MATERIAL PROVIDED:
....

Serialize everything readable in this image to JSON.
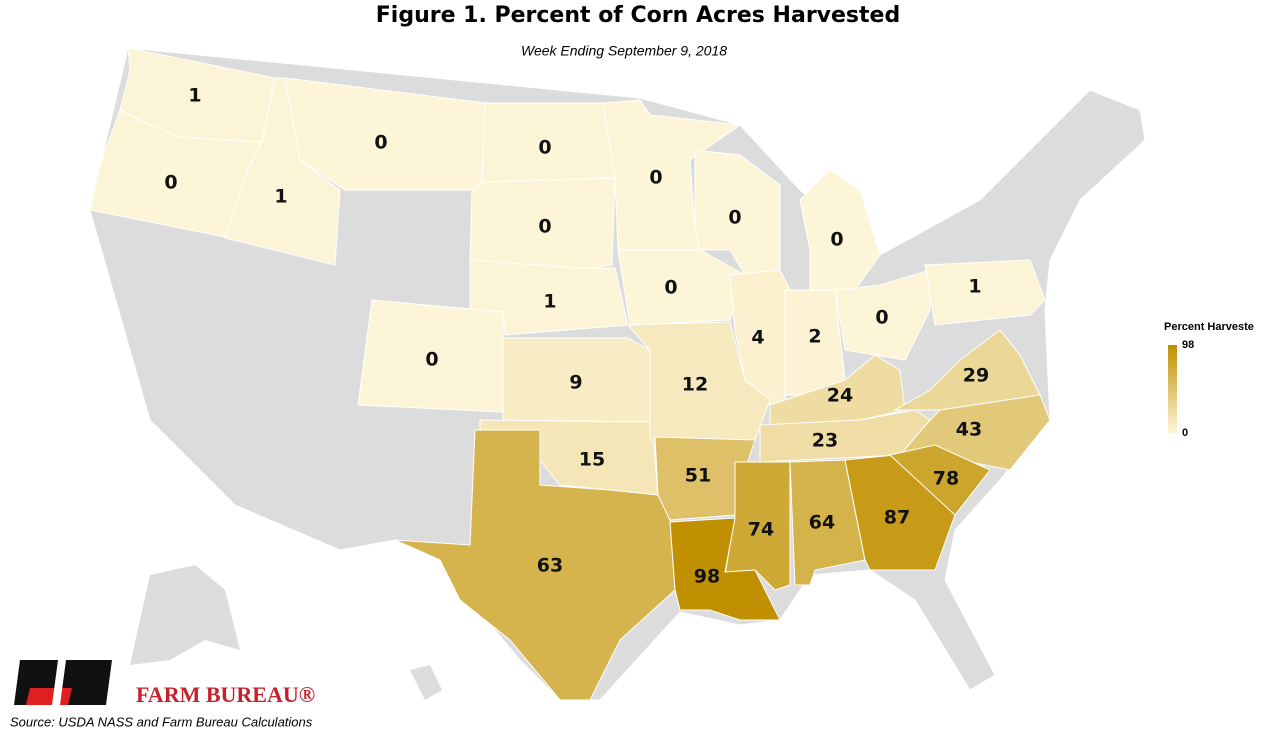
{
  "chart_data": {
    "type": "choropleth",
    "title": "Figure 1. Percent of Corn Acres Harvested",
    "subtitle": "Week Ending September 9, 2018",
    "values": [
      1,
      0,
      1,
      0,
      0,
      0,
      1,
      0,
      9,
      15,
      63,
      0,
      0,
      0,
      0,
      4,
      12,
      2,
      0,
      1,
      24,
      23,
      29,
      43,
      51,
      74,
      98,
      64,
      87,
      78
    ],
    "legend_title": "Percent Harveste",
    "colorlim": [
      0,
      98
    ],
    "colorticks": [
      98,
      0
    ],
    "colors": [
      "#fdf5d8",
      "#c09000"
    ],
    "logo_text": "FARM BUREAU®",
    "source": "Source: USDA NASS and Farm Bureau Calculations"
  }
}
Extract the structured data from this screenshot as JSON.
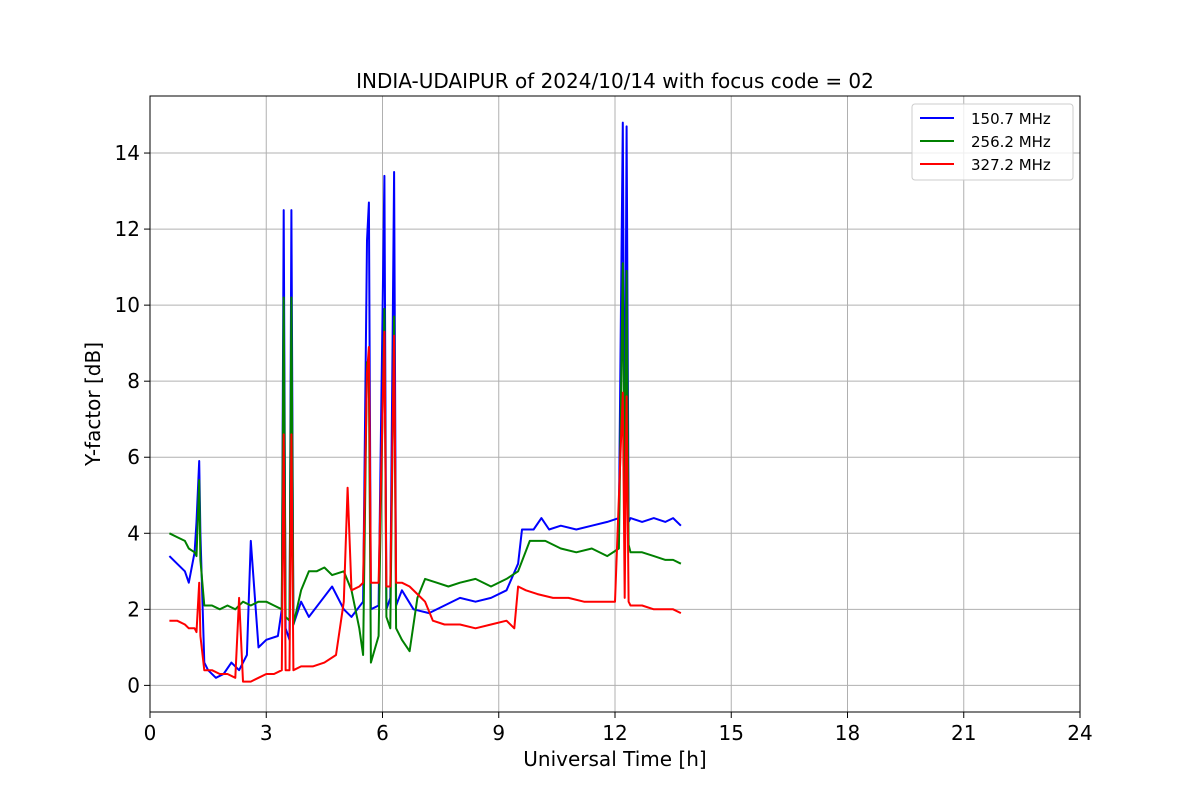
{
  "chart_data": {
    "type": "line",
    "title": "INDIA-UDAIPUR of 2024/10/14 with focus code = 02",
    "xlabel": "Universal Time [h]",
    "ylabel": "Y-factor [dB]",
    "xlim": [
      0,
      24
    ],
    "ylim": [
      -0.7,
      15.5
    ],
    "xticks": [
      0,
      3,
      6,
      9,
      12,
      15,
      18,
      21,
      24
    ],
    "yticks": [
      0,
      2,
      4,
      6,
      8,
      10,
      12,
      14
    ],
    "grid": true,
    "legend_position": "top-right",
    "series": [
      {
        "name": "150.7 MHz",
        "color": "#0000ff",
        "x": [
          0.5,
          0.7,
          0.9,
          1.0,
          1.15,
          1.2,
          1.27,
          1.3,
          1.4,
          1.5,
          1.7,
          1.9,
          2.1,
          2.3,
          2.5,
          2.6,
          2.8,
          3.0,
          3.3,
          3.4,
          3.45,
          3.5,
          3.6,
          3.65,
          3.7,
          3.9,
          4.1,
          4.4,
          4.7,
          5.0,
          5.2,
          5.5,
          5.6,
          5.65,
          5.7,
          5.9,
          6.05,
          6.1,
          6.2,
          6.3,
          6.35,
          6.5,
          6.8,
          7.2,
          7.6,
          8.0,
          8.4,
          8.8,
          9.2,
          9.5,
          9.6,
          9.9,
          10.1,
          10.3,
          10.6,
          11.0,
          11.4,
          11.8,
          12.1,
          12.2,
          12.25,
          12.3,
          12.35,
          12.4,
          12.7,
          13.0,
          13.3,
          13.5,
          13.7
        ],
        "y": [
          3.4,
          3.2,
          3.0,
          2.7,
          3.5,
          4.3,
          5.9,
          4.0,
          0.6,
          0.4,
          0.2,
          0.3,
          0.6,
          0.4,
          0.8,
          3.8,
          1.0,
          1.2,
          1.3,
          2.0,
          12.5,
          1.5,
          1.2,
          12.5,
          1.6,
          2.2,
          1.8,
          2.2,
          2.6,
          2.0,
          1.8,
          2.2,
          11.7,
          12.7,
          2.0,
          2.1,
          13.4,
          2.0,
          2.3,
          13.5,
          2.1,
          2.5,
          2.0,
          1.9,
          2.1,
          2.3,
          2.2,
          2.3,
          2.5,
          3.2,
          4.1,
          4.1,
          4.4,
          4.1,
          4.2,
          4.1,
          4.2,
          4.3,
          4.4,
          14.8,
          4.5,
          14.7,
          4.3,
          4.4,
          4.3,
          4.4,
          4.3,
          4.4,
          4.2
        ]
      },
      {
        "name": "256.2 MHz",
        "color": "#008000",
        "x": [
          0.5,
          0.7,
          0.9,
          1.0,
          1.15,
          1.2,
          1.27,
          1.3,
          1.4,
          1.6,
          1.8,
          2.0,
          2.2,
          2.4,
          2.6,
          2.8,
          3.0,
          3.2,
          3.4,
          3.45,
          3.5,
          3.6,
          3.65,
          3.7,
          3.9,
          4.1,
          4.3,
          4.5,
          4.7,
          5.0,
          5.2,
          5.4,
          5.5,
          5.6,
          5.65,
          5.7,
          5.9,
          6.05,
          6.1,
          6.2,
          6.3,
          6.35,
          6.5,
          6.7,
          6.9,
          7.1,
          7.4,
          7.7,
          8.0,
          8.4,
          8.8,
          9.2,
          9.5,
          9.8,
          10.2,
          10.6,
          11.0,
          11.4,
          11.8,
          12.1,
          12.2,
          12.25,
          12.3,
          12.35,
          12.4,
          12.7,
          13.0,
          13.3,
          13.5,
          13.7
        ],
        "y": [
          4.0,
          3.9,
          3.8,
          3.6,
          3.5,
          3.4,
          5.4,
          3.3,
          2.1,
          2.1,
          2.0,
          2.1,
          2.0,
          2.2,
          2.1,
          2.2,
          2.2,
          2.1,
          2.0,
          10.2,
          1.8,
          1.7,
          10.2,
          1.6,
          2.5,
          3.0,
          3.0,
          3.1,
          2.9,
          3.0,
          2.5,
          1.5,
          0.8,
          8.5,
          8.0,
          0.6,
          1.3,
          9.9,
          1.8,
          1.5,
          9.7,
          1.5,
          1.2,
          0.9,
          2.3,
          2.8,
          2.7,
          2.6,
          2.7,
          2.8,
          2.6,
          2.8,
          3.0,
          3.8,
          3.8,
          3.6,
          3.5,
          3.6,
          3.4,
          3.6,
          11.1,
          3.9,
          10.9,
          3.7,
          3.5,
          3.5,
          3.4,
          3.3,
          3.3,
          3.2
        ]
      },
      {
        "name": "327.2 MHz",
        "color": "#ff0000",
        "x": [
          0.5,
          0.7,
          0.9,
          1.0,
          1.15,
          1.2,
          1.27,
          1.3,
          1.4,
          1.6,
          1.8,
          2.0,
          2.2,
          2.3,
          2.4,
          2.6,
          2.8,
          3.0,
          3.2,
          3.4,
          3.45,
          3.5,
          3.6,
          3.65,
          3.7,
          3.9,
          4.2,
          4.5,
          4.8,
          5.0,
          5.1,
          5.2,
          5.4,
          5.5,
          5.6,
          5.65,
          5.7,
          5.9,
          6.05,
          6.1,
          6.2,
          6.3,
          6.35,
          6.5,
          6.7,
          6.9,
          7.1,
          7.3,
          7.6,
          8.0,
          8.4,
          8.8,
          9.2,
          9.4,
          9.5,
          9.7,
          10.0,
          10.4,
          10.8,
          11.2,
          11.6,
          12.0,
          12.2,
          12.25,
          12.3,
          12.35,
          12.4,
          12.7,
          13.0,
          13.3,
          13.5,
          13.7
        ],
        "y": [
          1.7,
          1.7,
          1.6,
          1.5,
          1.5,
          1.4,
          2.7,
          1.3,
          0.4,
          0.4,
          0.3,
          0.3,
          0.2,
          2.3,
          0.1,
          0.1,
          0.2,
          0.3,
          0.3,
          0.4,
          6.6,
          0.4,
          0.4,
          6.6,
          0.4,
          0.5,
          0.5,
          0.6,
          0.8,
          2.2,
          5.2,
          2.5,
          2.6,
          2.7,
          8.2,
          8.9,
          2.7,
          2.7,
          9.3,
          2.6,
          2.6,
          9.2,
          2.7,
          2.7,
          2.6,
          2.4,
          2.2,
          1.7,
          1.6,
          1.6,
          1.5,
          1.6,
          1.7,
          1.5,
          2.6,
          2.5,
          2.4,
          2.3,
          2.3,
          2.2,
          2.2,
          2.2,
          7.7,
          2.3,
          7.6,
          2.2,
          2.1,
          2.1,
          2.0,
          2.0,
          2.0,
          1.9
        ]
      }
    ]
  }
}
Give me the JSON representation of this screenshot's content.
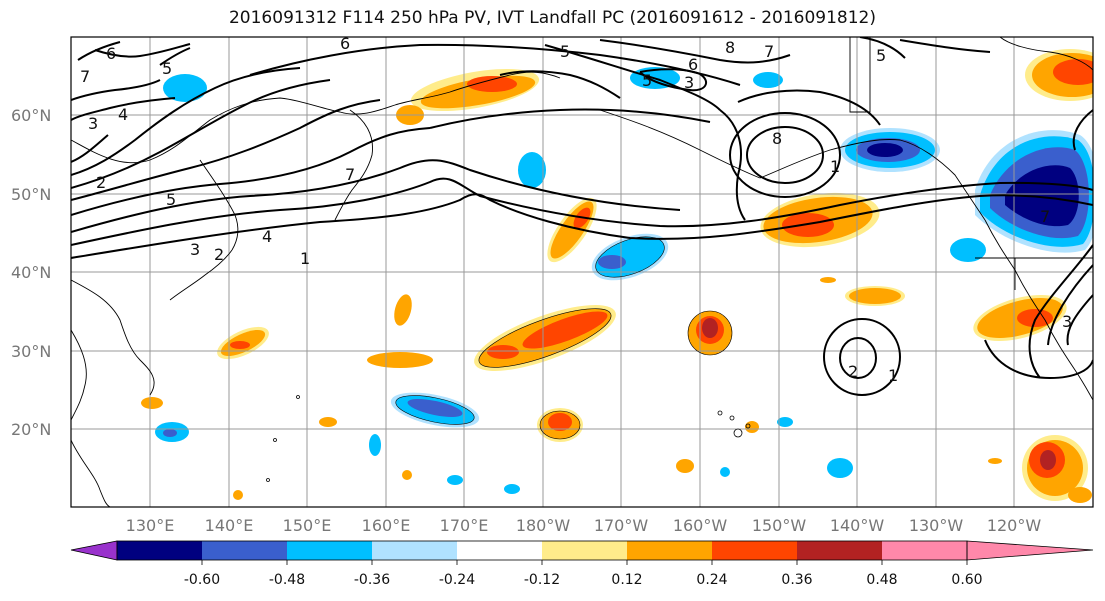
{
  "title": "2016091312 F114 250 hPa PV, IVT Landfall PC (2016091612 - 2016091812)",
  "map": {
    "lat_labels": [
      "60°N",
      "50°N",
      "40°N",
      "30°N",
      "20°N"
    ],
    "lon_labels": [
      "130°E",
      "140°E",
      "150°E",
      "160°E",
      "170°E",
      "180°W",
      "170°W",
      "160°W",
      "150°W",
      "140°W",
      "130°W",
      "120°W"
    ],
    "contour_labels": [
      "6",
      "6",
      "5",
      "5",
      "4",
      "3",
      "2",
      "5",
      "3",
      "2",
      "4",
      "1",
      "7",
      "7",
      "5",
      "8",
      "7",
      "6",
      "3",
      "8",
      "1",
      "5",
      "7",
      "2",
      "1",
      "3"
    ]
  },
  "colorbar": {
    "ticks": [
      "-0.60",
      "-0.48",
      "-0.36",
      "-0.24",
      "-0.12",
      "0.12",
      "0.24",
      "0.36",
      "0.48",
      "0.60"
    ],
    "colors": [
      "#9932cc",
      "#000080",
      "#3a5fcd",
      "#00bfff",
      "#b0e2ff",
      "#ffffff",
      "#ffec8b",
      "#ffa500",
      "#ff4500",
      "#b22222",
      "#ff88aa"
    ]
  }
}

....

EXERCISE DETAILS: Determine how many lines contain the word "this" and reply with that number alone.

SOLUTION: 3